To do -> Will you quote all of the entries, word for word?

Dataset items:
#####

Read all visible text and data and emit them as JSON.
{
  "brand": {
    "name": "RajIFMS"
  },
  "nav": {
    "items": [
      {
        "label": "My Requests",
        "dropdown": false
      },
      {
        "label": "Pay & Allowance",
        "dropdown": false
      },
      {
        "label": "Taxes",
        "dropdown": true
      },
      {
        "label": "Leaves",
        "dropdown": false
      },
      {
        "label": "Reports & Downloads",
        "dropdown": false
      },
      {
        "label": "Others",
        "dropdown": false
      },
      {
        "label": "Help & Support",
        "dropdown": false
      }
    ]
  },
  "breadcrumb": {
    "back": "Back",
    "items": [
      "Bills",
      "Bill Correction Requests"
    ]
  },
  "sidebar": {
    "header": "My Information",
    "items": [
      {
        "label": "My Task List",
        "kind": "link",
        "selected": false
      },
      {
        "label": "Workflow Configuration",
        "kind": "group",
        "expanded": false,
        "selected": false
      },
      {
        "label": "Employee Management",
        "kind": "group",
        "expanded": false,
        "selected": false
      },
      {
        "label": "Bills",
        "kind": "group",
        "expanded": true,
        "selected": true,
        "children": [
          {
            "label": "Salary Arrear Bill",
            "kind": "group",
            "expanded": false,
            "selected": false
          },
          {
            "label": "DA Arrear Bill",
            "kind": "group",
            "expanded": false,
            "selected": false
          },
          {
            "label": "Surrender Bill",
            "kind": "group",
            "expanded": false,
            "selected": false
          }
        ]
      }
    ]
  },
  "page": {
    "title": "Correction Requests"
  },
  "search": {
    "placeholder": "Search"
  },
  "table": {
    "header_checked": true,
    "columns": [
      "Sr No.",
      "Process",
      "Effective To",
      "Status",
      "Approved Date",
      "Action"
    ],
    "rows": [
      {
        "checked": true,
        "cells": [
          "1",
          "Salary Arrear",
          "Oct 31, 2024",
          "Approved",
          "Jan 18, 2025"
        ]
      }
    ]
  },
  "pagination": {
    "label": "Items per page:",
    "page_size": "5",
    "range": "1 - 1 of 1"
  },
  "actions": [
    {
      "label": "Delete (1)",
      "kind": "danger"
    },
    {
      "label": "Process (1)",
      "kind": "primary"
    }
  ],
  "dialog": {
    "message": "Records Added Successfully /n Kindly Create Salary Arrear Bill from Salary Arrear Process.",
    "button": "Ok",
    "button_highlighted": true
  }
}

#####

Solved problem ->
Read all visible text and data and emit them as JSON.
{
  "brand": {
    "name": "RajIFMS"
  },
  "nav": {
    "items": [
      {
        "label": "My Requests",
        "dropdown": false
      },
      {
        "label": "Pay & Allowance",
        "dropdown": false
      },
      {
        "label": "Taxes",
        "dropdown": true
      },
      {
        "label": "Leaves",
        "dropdown": false
      },
      {
        "label": "Reports & Downloads",
        "dropdown": false
      },
      {
        "label": "Others",
        "dropdown": false
      },
      {
        "label": "Help & Support",
        "dropdown": false
      }
    ]
  },
  "breadcrumb": {
    "back": "Back",
    "items": [
      "Bills",
      "Bill Correction Requests"
    ]
  },
  "sidebar": {
    "header": "My Information",
    "items": [
      {
        "label": "My Task List",
        "kind": "link",
        "selected": false
      },
      {
        "label": "Workflow Configuration",
        "kind": "group",
        "expanded": false,
        "selected": false
      },
      {
        "label": "Employee Management",
        "kind": "group",
        "expanded": false,
        "selected": false
      },
      {
        "label": "Bills",
        "kind": "group",
        "expanded": true,
        "selected": true,
        "children": [
          {
            "label": "Salary Arrear Bill",
            "kind": "group",
            "expanded": false,
            "selected": false
          },
          {
            "label": "DA Arrear Bill",
            "kind": "group",
            "expanded": false,
            "selected": false
          },
          {
            "label": "Surrender Bill",
            "kind": "group",
            "expanded": false,
            "selected": false
          }
        ]
      }
    ]
  },
  "page": {
    "title": "Correction Requests"
  },
  "search": {
    "placeholder": "Search"
  },
  "table": {
    "header_checked": true,
    "columns": [
      "Sr No.",
      "Process",
      "Effective To",
      "Status",
      "Approved Date",
      "Action"
    ],
    "rows": [
      {
        "checked": true,
        "cells": [
          "1",
          "Salary Arrear",
          "Oct 31, 2024",
          "Approved",
          "Jan 18, 2025"
        ]
      }
    ]
  },
  "pagination": {
    "label": "Items per page:",
    "page_size": "5",
    "range": "1 - 1 of 1"
  },
  "actions": [
    {
      "label": "Delete (1)",
      "kind": "danger"
    },
    {
      "label": "Process (1)",
      "kind": "primary"
    }
  ],
  "dialog": {
    "message": "Records Added Successfully /n Kindly Create Salary Arrear Bill from Salary Arrear Process.",
    "button": "Ok",
    "button_highlighted": true
  }
}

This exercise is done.